→ **Exercise prompt**: Your task is to repeat all of the data exactly while excluding the pictures.

→ **Part of a data file**:
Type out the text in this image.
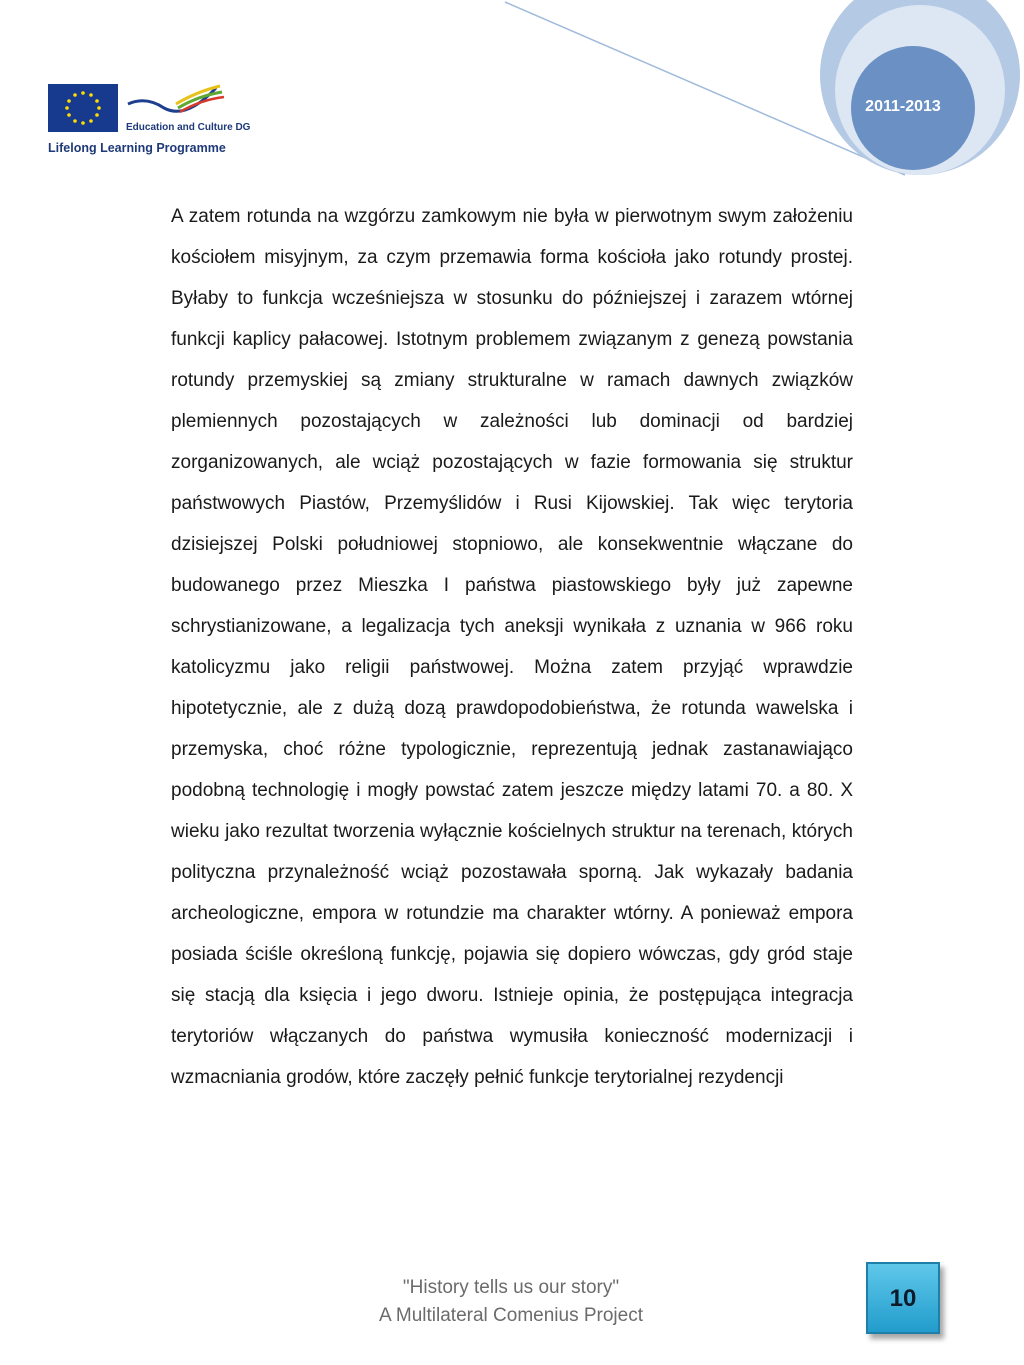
2011-2013
Education and Culture DG
Lifelong Learning Programme

A zatem rotunda na wzgórzu zamkowym nie była w pierwotnym swym założeniu kościołem misyjnym, za czym przemawia forma kościoła jako rotundy prostej. Byłaby to funkcja wcześniejsza w stosunku do późniejszej i zarazem wtórnej funkcji kaplicy pałacowej. Istotnym problemem związanym z genezą powstania rotundy przemyskiej są zmiany strukturalne w ramach dawnych związków plemiennych pozostających w zależności lub dominacji od bardziej zorganizowanych, ale wciąż pozostających w fazie formowania się struktur państwowych Piastów, Przemyślidów i Rusi Kijowskiej. Tak więc terytoria dzisiejszej Polski południowej stopniowo, ale konsekwentnie włączane do budowanego przez Mieszka I państwa piastowskiego były już zapewne schrystianizowane, a legalizacja tych aneksji wynikała z uznania w 966 roku katolicyzmu jako religii państwowej. Można zatem przyjąć wprawdzie hipotetycznie, ale z dużą dozą prawdopodobieństwa, że rotunda wawelska i przemyska, choć różne typologicznie, reprezentują jednak zastanawiająco podobną technologię i mogły powstać zatem jeszcze między latami 70. a 80. X wieku jako rezultat tworzenia wyłącznie kościelnych struktur na terenach, których polityczna przynależność wciąż pozostawała sporną. Jak wykazały badania archeologiczne, empora w rotundzie ma charakter wtórny. A ponieważ empora posiada ściśle określoną funkcję, pojawia się dopiero wówczas, gdy gród staje się stacją dla księcia i jego dworu. Istnieje opinia, że postępująca integracja terytoriów włączanych do państwa wymusiła konieczność modernizacji i wzmacniania grodów, które zaczęły pełnić funkcje terytorialnej rezydencji

"History tells us our story"
A Multilateral Comenius Project
10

→ **Worked answer**:
Type out the text in this image.
2011-2013
Education and Culture DG
Lifelong Learning Programme

A zatem rotunda na wzgórzu zamkowym nie była w pierwotnym swym założeniu kościołem misyjnym, za czym przemawia forma kościoła jako rotundy prostej. Byłaby to funkcja wcześniejsza w stosunku do późniejszej i zarazem wtórnej funkcji kaplicy pałacowej. Istotnym problemem związanym z genezą powstania rotundy przemyskiej są zmiany strukturalne w ramach dawnych związków plemiennych pozostających w zależności lub dominacji od bardziej zorganizowanych, ale wciąż pozostających w fazie formowania się struktur państwowych Piastów, Przemyślidów i Rusi Kijowskiej. Tak więc terytoria dzisiejszej Polski południowej stopniowo, ale konsekwentnie włączane do budowanego przez Mieszka I państwa piastowskiego były już zapewne schrystianizowane, a legalizacja tych aneksji wynikała z uznania w 966 roku katolicyzmu jako religii państwowej. Można zatem przyjąć wprawdzie hipotetycznie, ale z dużą dozą prawdopodobieństwa, że rotunda wawelska i przemyska, choć różne typologicznie, reprezentują jednak zastanawiająco podobną technologię i mogły powstać zatem jeszcze między latami 70. a 80. X wieku jako rezultat tworzenia wyłącznie kościelnych struktur na terenach, których polityczna przynależność wciąż pozostawała sporną. Jak wykazały badania archeologiczne, empora w rotundzie ma charakter wtórny. A ponieważ empora posiada ściśle określoną funkcję, pojawia się dopiero wówczas, gdy gród staje się stacją dla księcia i jego dworu. Istnieje opinia, że postępująca integracja terytoriów włączanych do państwa wymusiła konieczność modernizacji i wzmacniania grodów, które zaczęły pełnić funkcje terytorialnej rezydencji

"History tells us our story"
A Multilateral Comenius Project
10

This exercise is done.